PROVIDED RECORDS >>

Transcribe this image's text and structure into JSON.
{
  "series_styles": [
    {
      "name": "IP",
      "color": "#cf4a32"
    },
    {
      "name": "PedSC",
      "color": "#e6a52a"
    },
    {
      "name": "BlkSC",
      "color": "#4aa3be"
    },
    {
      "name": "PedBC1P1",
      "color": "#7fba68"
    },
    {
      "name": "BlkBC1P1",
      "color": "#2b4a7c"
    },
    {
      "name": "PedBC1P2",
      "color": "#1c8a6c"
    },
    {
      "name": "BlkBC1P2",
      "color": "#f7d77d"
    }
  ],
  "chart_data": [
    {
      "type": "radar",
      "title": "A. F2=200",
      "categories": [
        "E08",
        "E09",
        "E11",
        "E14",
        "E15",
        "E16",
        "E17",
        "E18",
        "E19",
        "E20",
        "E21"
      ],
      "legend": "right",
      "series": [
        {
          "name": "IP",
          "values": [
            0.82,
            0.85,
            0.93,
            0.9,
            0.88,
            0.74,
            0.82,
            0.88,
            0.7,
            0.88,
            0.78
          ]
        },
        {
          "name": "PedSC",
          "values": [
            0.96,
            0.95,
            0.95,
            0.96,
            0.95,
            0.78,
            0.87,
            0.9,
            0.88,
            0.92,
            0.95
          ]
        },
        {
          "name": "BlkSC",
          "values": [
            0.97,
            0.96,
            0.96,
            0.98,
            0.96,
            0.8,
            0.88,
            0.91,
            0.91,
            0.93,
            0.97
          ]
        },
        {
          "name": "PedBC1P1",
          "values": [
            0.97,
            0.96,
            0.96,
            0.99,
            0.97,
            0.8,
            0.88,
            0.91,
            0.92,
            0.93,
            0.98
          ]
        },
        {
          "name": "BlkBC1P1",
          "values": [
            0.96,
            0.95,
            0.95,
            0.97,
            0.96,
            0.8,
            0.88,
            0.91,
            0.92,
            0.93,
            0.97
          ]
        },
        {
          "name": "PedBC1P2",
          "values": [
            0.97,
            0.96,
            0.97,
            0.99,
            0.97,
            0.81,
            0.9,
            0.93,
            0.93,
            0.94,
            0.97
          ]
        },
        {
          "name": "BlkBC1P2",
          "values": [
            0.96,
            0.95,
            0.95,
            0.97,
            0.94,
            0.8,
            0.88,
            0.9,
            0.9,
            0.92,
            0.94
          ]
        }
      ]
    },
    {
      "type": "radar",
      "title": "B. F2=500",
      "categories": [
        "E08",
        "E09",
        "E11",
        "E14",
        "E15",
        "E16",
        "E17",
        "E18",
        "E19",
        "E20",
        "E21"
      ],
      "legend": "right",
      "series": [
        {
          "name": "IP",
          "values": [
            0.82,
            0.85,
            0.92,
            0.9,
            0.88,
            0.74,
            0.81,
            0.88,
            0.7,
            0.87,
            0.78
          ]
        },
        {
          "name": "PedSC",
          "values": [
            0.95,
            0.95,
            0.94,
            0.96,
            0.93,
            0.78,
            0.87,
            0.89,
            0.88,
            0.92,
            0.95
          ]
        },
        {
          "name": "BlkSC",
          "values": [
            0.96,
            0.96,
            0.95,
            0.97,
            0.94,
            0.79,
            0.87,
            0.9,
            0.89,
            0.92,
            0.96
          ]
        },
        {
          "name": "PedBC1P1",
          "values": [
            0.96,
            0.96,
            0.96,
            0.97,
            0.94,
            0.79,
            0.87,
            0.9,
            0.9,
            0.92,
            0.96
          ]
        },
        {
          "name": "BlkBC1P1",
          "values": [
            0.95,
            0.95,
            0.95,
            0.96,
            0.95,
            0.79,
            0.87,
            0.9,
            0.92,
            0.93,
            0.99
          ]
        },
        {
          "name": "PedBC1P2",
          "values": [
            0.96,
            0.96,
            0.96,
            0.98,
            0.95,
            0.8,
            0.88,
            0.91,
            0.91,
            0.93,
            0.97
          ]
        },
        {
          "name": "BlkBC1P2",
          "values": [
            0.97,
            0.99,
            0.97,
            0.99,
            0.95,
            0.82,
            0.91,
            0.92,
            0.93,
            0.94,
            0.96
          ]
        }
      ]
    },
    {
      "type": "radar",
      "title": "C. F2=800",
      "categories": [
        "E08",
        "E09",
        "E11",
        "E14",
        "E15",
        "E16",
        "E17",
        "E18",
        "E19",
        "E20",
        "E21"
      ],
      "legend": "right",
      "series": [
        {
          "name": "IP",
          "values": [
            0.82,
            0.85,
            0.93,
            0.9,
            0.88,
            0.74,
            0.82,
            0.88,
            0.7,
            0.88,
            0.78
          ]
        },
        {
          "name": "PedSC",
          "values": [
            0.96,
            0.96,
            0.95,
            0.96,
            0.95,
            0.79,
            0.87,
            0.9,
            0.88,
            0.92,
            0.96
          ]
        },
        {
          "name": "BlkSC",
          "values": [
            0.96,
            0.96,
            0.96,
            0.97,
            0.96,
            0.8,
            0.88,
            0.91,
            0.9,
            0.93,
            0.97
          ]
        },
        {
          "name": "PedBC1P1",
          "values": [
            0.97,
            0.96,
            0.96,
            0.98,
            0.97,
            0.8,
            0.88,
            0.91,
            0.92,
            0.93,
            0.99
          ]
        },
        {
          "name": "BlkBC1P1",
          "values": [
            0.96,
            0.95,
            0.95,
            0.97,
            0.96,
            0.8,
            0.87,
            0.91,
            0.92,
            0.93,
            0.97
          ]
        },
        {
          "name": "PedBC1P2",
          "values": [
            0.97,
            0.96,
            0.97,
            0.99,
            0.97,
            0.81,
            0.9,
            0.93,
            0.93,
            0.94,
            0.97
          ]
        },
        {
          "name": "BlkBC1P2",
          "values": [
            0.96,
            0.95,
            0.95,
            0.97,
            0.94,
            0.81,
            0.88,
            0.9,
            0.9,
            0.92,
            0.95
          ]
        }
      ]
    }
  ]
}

REQUIRED WORK >> Copy out all the entries shown above, character for character.

WRITTEN REPLY >>
Transcribe this image's text and structure into JSON.
{
  "series_styles": [
    {
      "name": "IP",
      "color": "#cf4a32"
    },
    {
      "name": "PedSC",
      "color": "#e6a52a"
    },
    {
      "name": "BlkSC",
      "color": "#4aa3be"
    },
    {
      "name": "PedBC1P1",
      "color": "#7fba68"
    },
    {
      "name": "BlkBC1P1",
      "color": "#2b4a7c"
    },
    {
      "name": "PedBC1P2",
      "color": "#1c8a6c"
    },
    {
      "name": "BlkBC1P2",
      "color": "#f7d77d"
    }
  ],
  "chart_data": [
    {
      "type": "radar",
      "title": "A. F2=200",
      "categories": [
        "E08",
        "E09",
        "E11",
        "E14",
        "E15",
        "E16",
        "E17",
        "E18",
        "E19",
        "E20",
        "E21"
      ],
      "legend": "right",
      "series": [
        {
          "name": "IP",
          "values": [
            0.82,
            0.85,
            0.93,
            0.9,
            0.88,
            0.74,
            0.82,
            0.88,
            0.7,
            0.88,
            0.78
          ]
        },
        {
          "name": "PedSC",
          "values": [
            0.96,
            0.95,
            0.95,
            0.96,
            0.95,
            0.78,
            0.87,
            0.9,
            0.88,
            0.92,
            0.95
          ]
        },
        {
          "name": "BlkSC",
          "values": [
            0.97,
            0.96,
            0.96,
            0.98,
            0.96,
            0.8,
            0.88,
            0.91,
            0.91,
            0.93,
            0.97
          ]
        },
        {
          "name": "PedBC1P1",
          "values": [
            0.97,
            0.96,
            0.96,
            0.99,
            0.97,
            0.8,
            0.88,
            0.91,
            0.92,
            0.93,
            0.98
          ]
        },
        {
          "name": "BlkBC1P1",
          "values": [
            0.96,
            0.95,
            0.95,
            0.97,
            0.96,
            0.8,
            0.88,
            0.91,
            0.92,
            0.93,
            0.97
          ]
        },
        {
          "name": "PedBC1P2",
          "values": [
            0.97,
            0.96,
            0.97,
            0.99,
            0.97,
            0.81,
            0.9,
            0.93,
            0.93,
            0.94,
            0.97
          ]
        },
        {
          "name": "BlkBC1P2",
          "values": [
            0.96,
            0.95,
            0.95,
            0.97,
            0.94,
            0.8,
            0.88,
            0.9,
            0.9,
            0.92,
            0.94
          ]
        }
      ]
    },
    {
      "type": "radar",
      "title": "B. F2=500",
      "categories": [
        "E08",
        "E09",
        "E11",
        "E14",
        "E15",
        "E16",
        "E17",
        "E18",
        "E19",
        "E20",
        "E21"
      ],
      "legend": "right",
      "series": [
        {
          "name": "IP",
          "values": [
            0.82,
            0.85,
            0.92,
            0.9,
            0.88,
            0.74,
            0.81,
            0.88,
            0.7,
            0.87,
            0.78
          ]
        },
        {
          "name": "PedSC",
          "values": [
            0.95,
            0.95,
            0.94,
            0.96,
            0.93,
            0.78,
            0.87,
            0.89,
            0.88,
            0.92,
            0.95
          ]
        },
        {
          "name": "BlkSC",
          "values": [
            0.96,
            0.96,
            0.95,
            0.97,
            0.94,
            0.79,
            0.87,
            0.9,
            0.89,
            0.92,
            0.96
          ]
        },
        {
          "name": "PedBC1P1",
          "values": [
            0.96,
            0.96,
            0.96,
            0.97,
            0.94,
            0.79,
            0.87,
            0.9,
            0.9,
            0.92,
            0.96
          ]
        },
        {
          "name": "BlkBC1P1",
          "values": [
            0.95,
            0.95,
            0.95,
            0.96,
            0.95,
            0.79,
            0.87,
            0.9,
            0.92,
            0.93,
            0.99
          ]
        },
        {
          "name": "PedBC1P2",
          "values": [
            0.96,
            0.96,
            0.96,
            0.98,
            0.95,
            0.8,
            0.88,
            0.91,
            0.91,
            0.93,
            0.97
          ]
        },
        {
          "name": "BlkBC1P2",
          "values": [
            0.97,
            0.99,
            0.97,
            0.99,
            0.95,
            0.82,
            0.91,
            0.92,
            0.93,
            0.94,
            0.96
          ]
        }
      ]
    },
    {
      "type": "radar",
      "title": "C. F2=800",
      "categories": [
        "E08",
        "E09",
        "E11",
        "E14",
        "E15",
        "E16",
        "E17",
        "E18",
        "E19",
        "E20",
        "E21"
      ],
      "legend": "right",
      "series": [
        {
          "name": "IP",
          "values": [
            0.82,
            0.85,
            0.93,
            0.9,
            0.88,
            0.74,
            0.82,
            0.88,
            0.7,
            0.88,
            0.78
          ]
        },
        {
          "name": "PedSC",
          "values": [
            0.96,
            0.96,
            0.95,
            0.96,
            0.95,
            0.79,
            0.87,
            0.9,
            0.88,
            0.92,
            0.96
          ]
        },
        {
          "name": "BlkSC",
          "values": [
            0.96,
            0.96,
            0.96,
            0.97,
            0.96,
            0.8,
            0.88,
            0.91,
            0.9,
            0.93,
            0.97
          ]
        },
        {
          "name": "PedBC1P1",
          "values": [
            0.97,
            0.96,
            0.96,
            0.98,
            0.97,
            0.8,
            0.88,
            0.91,
            0.92,
            0.93,
            0.99
          ]
        },
        {
          "name": "BlkBC1P1",
          "values": [
            0.96,
            0.95,
            0.95,
            0.97,
            0.96,
            0.8,
            0.87,
            0.91,
            0.92,
            0.93,
            0.97
          ]
        },
        {
          "name": "PedBC1P2",
          "values": [
            0.97,
            0.96,
            0.97,
            0.99,
            0.97,
            0.81,
            0.9,
            0.93,
            0.93,
            0.94,
            0.97
          ]
        },
        {
          "name": "BlkBC1P2",
          "values": [
            0.96,
            0.95,
            0.95,
            0.97,
            0.94,
            0.81,
            0.88,
            0.9,
            0.9,
            0.92,
            0.95
          ]
        }
      ]
    }
  ]
}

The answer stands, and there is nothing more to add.